----- EXTRACTED MATERIAL

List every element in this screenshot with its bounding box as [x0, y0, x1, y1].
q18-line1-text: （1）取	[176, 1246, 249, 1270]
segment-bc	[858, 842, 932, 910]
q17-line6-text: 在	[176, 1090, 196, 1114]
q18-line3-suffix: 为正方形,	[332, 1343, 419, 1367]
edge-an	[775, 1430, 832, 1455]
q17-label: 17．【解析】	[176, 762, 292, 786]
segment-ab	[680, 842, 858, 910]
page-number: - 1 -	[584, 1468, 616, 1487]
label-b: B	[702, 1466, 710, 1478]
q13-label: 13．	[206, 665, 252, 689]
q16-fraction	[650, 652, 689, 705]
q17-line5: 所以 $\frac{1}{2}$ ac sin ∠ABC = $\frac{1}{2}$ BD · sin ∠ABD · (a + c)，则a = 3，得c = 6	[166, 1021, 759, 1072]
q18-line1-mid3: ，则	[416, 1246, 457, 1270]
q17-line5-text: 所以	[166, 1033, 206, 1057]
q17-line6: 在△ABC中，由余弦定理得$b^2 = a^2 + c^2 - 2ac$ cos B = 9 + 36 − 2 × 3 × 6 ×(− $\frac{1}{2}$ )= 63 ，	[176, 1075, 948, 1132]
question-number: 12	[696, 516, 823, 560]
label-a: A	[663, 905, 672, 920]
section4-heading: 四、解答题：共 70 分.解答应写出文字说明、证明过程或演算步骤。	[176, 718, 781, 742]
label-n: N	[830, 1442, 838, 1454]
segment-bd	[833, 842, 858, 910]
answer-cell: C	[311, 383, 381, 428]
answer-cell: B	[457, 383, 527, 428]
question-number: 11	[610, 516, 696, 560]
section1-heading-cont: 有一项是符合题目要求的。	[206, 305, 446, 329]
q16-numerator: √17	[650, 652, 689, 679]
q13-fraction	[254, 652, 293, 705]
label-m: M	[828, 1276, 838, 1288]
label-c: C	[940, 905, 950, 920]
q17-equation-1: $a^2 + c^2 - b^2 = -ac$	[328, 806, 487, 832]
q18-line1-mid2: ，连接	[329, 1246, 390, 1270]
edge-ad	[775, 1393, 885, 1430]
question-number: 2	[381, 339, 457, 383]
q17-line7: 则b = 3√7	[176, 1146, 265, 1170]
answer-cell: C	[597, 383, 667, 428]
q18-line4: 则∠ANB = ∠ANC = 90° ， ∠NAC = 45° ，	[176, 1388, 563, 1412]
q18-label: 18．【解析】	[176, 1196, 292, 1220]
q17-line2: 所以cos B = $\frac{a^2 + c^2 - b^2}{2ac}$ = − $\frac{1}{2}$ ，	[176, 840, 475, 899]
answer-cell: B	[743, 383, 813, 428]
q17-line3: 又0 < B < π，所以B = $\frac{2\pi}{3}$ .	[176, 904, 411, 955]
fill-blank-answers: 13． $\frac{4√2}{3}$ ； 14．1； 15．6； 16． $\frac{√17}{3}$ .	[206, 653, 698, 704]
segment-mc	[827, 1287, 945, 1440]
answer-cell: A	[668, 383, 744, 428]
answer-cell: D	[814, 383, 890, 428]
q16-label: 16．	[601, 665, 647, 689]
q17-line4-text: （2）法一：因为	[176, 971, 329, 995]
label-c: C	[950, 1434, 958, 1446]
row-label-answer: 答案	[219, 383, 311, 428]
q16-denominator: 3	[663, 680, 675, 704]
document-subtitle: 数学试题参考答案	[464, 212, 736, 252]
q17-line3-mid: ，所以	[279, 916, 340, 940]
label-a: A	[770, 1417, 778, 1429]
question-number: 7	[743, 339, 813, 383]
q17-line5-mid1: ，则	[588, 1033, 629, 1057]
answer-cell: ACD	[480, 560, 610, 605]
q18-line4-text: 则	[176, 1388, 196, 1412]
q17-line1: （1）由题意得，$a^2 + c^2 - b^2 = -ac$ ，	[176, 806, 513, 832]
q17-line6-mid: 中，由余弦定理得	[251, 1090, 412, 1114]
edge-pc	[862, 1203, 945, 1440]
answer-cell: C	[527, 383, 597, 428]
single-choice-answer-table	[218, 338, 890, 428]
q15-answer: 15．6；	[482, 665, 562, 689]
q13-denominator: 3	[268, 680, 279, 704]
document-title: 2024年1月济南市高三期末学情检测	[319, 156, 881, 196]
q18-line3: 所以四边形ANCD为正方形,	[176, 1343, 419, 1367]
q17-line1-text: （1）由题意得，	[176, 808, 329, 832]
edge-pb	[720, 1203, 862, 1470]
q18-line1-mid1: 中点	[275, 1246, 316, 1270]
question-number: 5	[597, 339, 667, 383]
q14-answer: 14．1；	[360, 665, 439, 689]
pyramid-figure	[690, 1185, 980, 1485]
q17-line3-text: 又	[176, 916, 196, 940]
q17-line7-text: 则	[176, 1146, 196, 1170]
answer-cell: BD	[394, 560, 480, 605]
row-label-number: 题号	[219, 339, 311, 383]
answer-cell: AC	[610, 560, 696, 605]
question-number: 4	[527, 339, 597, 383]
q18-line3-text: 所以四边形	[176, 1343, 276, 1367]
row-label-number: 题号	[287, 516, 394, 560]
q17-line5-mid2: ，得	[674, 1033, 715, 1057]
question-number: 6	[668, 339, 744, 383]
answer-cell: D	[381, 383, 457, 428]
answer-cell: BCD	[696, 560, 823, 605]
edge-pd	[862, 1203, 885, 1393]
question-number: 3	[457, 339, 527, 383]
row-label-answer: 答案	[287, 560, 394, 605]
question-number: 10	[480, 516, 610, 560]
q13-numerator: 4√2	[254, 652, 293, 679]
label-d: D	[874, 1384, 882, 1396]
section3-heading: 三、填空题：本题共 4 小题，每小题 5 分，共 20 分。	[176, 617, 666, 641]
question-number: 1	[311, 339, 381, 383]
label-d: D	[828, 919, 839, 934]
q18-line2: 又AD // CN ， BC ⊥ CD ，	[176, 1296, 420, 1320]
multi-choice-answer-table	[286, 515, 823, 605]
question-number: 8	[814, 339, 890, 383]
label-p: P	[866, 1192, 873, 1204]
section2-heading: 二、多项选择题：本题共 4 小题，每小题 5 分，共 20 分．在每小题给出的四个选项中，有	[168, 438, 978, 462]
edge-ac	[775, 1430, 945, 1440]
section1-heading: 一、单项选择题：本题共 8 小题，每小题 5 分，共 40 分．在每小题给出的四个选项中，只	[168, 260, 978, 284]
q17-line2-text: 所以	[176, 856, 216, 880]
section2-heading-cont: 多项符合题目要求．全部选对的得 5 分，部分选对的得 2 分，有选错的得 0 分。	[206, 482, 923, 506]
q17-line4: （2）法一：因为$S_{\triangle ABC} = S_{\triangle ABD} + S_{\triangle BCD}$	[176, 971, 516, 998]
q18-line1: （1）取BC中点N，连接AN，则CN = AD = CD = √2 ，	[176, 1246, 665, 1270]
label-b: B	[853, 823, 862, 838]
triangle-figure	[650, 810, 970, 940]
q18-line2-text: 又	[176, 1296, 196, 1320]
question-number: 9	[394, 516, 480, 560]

----------

→ **SET TASK**: Reproduce the stretch of the records from the very start through the line that contains "1021, 759, 1072]", keeping every character unchanged.

→ **RESULT**:
List every element in this screenshot with its bounding box as [x0, y0, x1, y1].
q18-line1-text: （1）取	[176, 1246, 249, 1270]
segment-bc	[858, 842, 932, 910]
q17-line6-text: 在	[176, 1090, 196, 1114]
q18-line3-suffix: 为正方形,	[332, 1343, 419, 1367]
edge-an	[775, 1430, 832, 1455]
q17-label: 17．【解析】	[176, 762, 292, 786]
segment-ab	[680, 842, 858, 910]
page-number: - 1 -	[584, 1468, 616, 1487]
label-b: B	[702, 1466, 710, 1478]
q13-label: 13．	[206, 665, 252, 689]
q16-fraction	[650, 652, 689, 705]
q17-line5: 所以 $\frac{1}{2}$ ac sin ∠ABC = $\frac{1}{2}$ BD · sin ∠ABD · (a + c)，则a = 3，得c = 6	[166, 1021, 759, 1072]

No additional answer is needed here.